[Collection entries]

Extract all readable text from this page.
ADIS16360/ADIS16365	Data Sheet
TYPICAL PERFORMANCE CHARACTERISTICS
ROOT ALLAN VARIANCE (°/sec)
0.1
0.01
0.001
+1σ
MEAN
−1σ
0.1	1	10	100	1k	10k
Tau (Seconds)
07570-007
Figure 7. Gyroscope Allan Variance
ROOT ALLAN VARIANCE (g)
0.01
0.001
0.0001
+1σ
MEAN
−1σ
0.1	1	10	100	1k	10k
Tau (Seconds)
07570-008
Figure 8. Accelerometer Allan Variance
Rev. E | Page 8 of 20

■ Exercise directions ■
Return each line among the entries that holds the word "Figure".

■ Answer to this exercise ■
Figure 7. Gyroscope Allan Variance
Figure 8. Accelerometer Allan Variance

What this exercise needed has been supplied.